===== GIVEN RECORDS

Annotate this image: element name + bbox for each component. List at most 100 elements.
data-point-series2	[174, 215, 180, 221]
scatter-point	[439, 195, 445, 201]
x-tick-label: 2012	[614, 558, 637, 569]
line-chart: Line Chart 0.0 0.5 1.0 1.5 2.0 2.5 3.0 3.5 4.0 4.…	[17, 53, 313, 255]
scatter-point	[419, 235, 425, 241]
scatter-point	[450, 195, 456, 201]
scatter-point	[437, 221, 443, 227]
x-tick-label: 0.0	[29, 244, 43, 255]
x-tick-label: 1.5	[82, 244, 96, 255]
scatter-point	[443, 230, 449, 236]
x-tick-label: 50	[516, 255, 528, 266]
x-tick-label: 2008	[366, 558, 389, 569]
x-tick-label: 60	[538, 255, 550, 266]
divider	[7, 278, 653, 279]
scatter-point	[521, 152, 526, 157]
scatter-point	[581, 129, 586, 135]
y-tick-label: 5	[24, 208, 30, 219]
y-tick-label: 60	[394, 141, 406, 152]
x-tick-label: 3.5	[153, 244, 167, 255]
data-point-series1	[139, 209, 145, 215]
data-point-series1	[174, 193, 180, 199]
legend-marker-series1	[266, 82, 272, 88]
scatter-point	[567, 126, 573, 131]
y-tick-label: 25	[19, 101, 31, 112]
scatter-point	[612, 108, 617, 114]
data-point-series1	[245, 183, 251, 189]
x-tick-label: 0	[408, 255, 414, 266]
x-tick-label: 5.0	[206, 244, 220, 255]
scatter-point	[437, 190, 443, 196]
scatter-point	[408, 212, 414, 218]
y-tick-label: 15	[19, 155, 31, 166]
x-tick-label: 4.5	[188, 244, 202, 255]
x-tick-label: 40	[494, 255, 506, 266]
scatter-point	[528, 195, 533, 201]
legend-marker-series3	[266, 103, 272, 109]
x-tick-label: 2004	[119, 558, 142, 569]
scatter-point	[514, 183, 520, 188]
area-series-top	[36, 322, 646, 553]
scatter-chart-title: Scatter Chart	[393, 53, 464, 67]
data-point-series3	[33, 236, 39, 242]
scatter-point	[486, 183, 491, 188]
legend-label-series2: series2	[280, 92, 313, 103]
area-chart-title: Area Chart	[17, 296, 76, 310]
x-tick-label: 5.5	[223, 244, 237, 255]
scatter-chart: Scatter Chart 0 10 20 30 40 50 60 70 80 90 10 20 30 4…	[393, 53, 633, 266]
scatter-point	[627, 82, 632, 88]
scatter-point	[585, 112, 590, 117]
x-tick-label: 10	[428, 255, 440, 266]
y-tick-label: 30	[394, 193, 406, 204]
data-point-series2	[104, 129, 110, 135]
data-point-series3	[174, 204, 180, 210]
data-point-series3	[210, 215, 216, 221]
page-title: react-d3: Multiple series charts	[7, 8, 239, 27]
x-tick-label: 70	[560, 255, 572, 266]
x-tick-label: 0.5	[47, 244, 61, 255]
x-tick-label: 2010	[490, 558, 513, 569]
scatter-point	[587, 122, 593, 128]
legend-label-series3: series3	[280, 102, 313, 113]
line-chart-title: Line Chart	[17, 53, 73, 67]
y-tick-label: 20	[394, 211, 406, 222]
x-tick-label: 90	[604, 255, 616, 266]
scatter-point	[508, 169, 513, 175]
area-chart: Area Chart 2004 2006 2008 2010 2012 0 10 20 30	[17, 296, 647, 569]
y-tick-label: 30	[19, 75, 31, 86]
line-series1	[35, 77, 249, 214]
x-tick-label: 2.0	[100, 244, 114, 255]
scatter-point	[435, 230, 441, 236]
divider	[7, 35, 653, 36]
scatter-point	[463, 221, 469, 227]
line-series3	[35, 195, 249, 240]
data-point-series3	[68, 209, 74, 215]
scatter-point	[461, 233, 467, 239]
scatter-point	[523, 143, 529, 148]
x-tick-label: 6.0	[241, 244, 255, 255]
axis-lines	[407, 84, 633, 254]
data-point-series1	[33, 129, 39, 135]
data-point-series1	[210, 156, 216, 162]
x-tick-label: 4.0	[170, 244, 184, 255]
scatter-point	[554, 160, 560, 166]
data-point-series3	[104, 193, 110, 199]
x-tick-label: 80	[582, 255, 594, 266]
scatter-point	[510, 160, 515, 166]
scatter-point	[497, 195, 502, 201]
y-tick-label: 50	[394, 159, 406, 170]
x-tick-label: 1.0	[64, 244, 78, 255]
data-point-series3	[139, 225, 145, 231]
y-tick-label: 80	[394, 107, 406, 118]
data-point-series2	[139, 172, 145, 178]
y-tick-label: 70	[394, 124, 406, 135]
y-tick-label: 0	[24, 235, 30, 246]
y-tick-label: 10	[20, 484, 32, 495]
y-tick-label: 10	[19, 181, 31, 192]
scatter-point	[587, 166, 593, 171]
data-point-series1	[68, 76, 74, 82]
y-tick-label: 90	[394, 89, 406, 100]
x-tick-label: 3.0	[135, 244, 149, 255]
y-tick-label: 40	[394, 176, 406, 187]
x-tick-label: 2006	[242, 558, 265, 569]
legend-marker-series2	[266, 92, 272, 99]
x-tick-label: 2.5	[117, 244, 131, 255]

==========

*WRITTEN EXERCISE*
Edit the listing so that each occurrence of "scatter-point" becomes "scatter-marker". Leave every other line and value unchanged.

*RESPONSE*
Annotate this image: element name + bbox for each component. List at most 100 elements.
data-point-series2	[174, 215, 180, 221]
scatter-marker	[439, 195, 445, 201]
x-tick-label: 2012	[614, 558, 637, 569]
line-chart: Line Chart 0.0 0.5 1.0 1.5 2.0 2.5 3.0 3.5 4.0 4.…	[17, 53, 313, 255]
scatter-marker	[419, 235, 425, 241]
scatter-marker	[450, 195, 456, 201]
scatter-marker	[437, 221, 443, 227]
x-tick-label: 0.0	[29, 244, 43, 255]
x-tick-label: 1.5	[82, 244, 96, 255]
scatter-marker	[443, 230, 449, 236]
x-tick-label: 50	[516, 255, 528, 266]
x-tick-label: 2008	[366, 558, 389, 569]
x-tick-label: 60	[538, 255, 550, 266]
divider	[7, 278, 653, 279]
scatter-marker	[521, 152, 526, 157]
scatter-marker	[581, 129, 586, 135]
y-tick-label: 5	[24, 208, 30, 219]
y-tick-label: 60	[394, 141, 406, 152]
x-tick-label: 3.5	[153, 244, 167, 255]
data-point-series1	[139, 209, 145, 215]
data-point-series1	[174, 193, 180, 199]
legend-marker-series1	[266, 82, 272, 88]
scatter-marker	[567, 126, 573, 131]
y-tick-label: 25	[19, 101, 31, 112]
scatter-marker	[612, 108, 617, 114]
data-point-series1	[245, 183, 251, 189]
x-tick-label: 0	[408, 255, 414, 266]
x-tick-label: 5.0	[206, 244, 220, 255]
scatter-marker	[437, 190, 443, 196]
scatter-marker	[408, 212, 414, 218]
y-tick-label: 15	[19, 155, 31, 166]
x-tick-label: 4.5	[188, 244, 202, 255]
x-tick-label: 40	[494, 255, 506, 266]
scatter-marker	[528, 195, 533, 201]
legend-marker-series3	[266, 103, 272, 109]
x-tick-label: 2004	[119, 558, 142, 569]
scatter-marker	[514, 183, 520, 188]
area-series-top	[36, 322, 646, 553]
scatter-chart-title: Scatter Chart	[393, 53, 464, 67]
data-point-series3	[33, 236, 39, 242]
scatter-marker	[486, 183, 491, 188]
legend-label-series2: series2	[280, 92, 313, 103]
area-chart-title: Area Chart	[17, 296, 76, 310]
x-tick-label: 5.5	[223, 244, 237, 255]
scatter-chart: Scatter Chart 0 10 20 30 40 50 60 70 80 90 10 20 30 4…	[393, 53, 633, 266]
scatter-marker	[627, 82, 632, 88]
scatter-marker	[585, 112, 590, 117]
x-tick-label: 10	[428, 255, 440, 266]
y-tick-label: 30	[394, 193, 406, 204]
data-point-series2	[104, 129, 110, 135]
data-point-series3	[174, 204, 180, 210]
data-point-series3	[210, 215, 216, 221]
page-title: react-d3: Multiple series charts	[7, 8, 239, 27]
x-tick-label: 70	[560, 255, 572, 266]
x-tick-label: 0.5	[47, 244, 61, 255]
x-tick-label: 2010	[490, 558, 513, 569]
scatter-marker	[587, 122, 593, 128]
legend-label-series3: series3	[280, 102, 313, 113]
line-chart-title: Line Chart	[17, 53, 73, 67]
y-tick-label: 20	[394, 211, 406, 222]
x-tick-label: 90	[604, 255, 616, 266]
scatter-marker	[508, 169, 513, 175]
area-chart: Area Chart 2004 2006 2008 2010 2012 0 10 20 30	[17, 296, 647, 569]
y-tick-label: 30	[19, 75, 31, 86]
line-series1	[35, 77, 249, 214]
x-tick-label: 2.0	[100, 244, 114, 255]
scatter-marker	[435, 230, 441, 236]
divider	[7, 35, 653, 36]
scatter-marker	[463, 221, 469, 227]
line-series3	[35, 195, 249, 240]
data-point-series3	[68, 209, 74, 215]
scatter-marker	[461, 233, 467, 239]
scatter-marker	[523, 143, 529, 148]
x-tick-label: 6.0	[241, 244, 255, 255]
axis-lines	[407, 84, 633, 254]
data-point-series1	[33, 129, 39, 135]
data-point-series1	[210, 156, 216, 162]
x-tick-label: 4.0	[170, 244, 184, 255]
scatter-marker	[554, 160, 560, 166]
data-point-series3	[104, 193, 110, 199]
x-tick-label: 80	[582, 255, 594, 266]
scatter-marker	[510, 160, 515, 166]
scatter-marker	[497, 195, 502, 201]
y-tick-label: 50	[394, 159, 406, 170]
x-tick-label: 1.0	[64, 244, 78, 255]
data-point-series3	[139, 225, 145, 231]
y-tick-label: 80	[394, 107, 406, 118]
data-point-series2	[139, 172, 145, 178]
y-tick-label: 70	[394, 124, 406, 135]
y-tick-label: 0	[24, 235, 30, 246]
y-tick-label: 10	[20, 484, 32, 495]
y-tick-label: 10	[19, 181, 31, 192]
scatter-marker	[587, 166, 593, 171]
data-point-series1	[68, 76, 74, 82]
y-tick-label: 90	[394, 89, 406, 100]
x-tick-label: 3.0	[135, 244, 149, 255]
y-tick-label: 40	[394, 176, 406, 187]
x-tick-label: 2006	[242, 558, 265, 569]
legend-marker-series2	[266, 92, 272, 99]
x-tick-label: 2.5	[117, 244, 131, 255]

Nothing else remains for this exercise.